* **Task prompt**:
Reproduce the entries below in full, word for word.

::::

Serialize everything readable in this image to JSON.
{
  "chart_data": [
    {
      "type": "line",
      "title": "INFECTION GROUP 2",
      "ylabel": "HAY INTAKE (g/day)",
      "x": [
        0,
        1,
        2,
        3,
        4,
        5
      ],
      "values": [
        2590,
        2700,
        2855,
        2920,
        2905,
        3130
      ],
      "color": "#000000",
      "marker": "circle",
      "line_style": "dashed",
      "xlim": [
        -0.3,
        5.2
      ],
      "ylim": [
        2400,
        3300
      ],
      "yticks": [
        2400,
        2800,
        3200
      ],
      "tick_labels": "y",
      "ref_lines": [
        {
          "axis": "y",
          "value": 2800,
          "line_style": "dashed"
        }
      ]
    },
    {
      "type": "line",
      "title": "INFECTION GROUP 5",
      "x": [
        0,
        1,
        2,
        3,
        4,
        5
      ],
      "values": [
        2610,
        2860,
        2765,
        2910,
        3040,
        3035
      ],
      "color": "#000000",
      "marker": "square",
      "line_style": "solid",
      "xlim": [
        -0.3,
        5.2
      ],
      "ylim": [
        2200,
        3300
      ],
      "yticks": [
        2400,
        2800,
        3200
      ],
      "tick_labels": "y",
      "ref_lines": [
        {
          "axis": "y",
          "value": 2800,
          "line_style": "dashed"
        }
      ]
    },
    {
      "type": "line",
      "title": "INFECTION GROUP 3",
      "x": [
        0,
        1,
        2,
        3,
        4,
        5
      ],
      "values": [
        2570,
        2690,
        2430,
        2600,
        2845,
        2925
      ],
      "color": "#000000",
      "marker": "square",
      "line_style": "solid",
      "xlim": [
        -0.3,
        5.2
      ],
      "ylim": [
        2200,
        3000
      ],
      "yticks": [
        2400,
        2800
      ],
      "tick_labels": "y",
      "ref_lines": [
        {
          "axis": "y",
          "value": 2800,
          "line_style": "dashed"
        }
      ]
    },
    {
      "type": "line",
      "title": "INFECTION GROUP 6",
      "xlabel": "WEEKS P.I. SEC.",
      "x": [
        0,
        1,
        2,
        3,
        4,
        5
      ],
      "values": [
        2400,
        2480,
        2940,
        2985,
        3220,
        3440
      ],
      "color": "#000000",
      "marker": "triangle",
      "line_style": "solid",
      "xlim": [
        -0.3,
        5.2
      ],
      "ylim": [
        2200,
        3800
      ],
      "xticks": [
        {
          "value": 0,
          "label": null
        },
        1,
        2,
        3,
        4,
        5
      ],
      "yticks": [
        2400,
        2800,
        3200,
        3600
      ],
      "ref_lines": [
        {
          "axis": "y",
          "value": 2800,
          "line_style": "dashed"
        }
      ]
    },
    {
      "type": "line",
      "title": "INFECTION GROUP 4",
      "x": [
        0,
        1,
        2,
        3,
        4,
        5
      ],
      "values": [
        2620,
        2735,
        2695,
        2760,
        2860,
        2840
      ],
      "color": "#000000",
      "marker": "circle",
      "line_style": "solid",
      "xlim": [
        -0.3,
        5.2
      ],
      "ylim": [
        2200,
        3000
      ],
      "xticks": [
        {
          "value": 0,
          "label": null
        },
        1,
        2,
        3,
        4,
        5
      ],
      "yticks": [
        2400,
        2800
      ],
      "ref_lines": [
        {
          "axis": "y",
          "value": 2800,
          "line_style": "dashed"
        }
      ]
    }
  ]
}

::::

* **Response below**:
Serialize everything readable in this image to JSON.
{
  "chart_data": [
    {
      "type": "line",
      "title": "INFECTION GROUP 2",
      "ylabel": "HAY INTAKE (g/day)",
      "x": [
        0,
        1,
        2,
        3,
        4,
        5
      ],
      "values": [
        2590,
        2700,
        2855,
        2920,
        2905,
        3130
      ],
      "color": "#000000",
      "marker": "circle",
      "line_style": "dashed",
      "xlim": [
        -0.3,
        5.2
      ],
      "ylim": [
        2400,
        3300
      ],
      "yticks": [
        2400,
        2800,
        3200
      ],
      "tick_labels": "y",
      "ref_lines": [
        {
          "axis": "y",
          "value": 2800,
          "line_style": "dashed"
        }
      ]
    },
    {
      "type": "line",
      "title": "INFECTION GROUP 5",
      "x": [
        0,
        1,
        2,
        3,
        4,
        5
      ],
      "values": [
        2610,
        2860,
        2765,
        2910,
        3040,
        3035
      ],
      "color": "#000000",
      "marker": "square",
      "line_style": "solid",
      "xlim": [
        -0.3,
        5.2
      ],
      "ylim": [
        2200,
        3300
      ],
      "yticks": [
        2400,
        2800,
        3200
      ],
      "tick_labels": "y",
      "ref_lines": [
        {
          "axis": "y",
          "value": 2800,
          "line_style": "dashed"
        }
      ]
    },
    {
      "type": "line",
      "title": "INFECTION GROUP 3",
      "x": [
        0,
        1,
        2,
        3,
        4,
        5
      ],
      "values": [
        2570,
        2690,
        2430,
        2600,
        2845,
        2925
      ],
      "color": "#000000",
      "marker": "square",
      "line_style": "solid",
      "xlim": [
        -0.3,
        5.2
      ],
      "ylim": [
        2200,
        3000
      ],
      "yticks": [
        2400,
        2800
      ],
      "tick_labels": "y",
      "ref_lines": [
        {
          "axis": "y",
          "value": 2800,
          "line_style": "dashed"
        }
      ]
    },
    {
      "type": "line",
      "title": "INFECTION GROUP 6",
      "xlabel": "WEEKS P.I. SEC.",
      "x": [
        0,
        1,
        2,
        3,
        4,
        5
      ],
      "values": [
        2400,
        2480,
        2940,
        2985,
        3220,
        3440
      ],
      "color": "#000000",
      "marker": "triangle",
      "line_style": "solid",
      "xlim": [
        -0.3,
        5.2
      ],
      "ylim": [
        2200,
        3800
      ],
      "xticks": [
        {
          "value": 0,
          "label": null
        },
        1,
        2,
        3,
        4,
        5
      ],
      "yticks": [
        2400,
        2800,
        3200,
        3600
      ],
      "ref_lines": [
        {
          "axis": "y",
          "value": 2800,
          "line_style": "dashed"
        }
      ]
    },
    {
      "type": "line",
      "title": "INFECTION GROUP 4",
      "x": [
        0,
        1,
        2,
        3,
        4,
        5
      ],
      "values": [
        2620,
        2735,
        2695,
        2760,
        2860,
        2840
      ],
      "color": "#000000",
      "marker": "circle",
      "line_style": "solid",
      "xlim": [
        -0.3,
        5.2
      ],
      "ylim": [
        2200,
        3000
      ],
      "xticks": [
        {
          "value": 0,
          "label": null
        },
        1,
        2,
        3,
        4,
        5
      ],
      "yticks": [
        2400,
        2800
      ],
      "ref_lines": [
        {
          "axis": "y",
          "value": 2800,
          "line_style": "dashed"
        }
      ]
    }
  ]
}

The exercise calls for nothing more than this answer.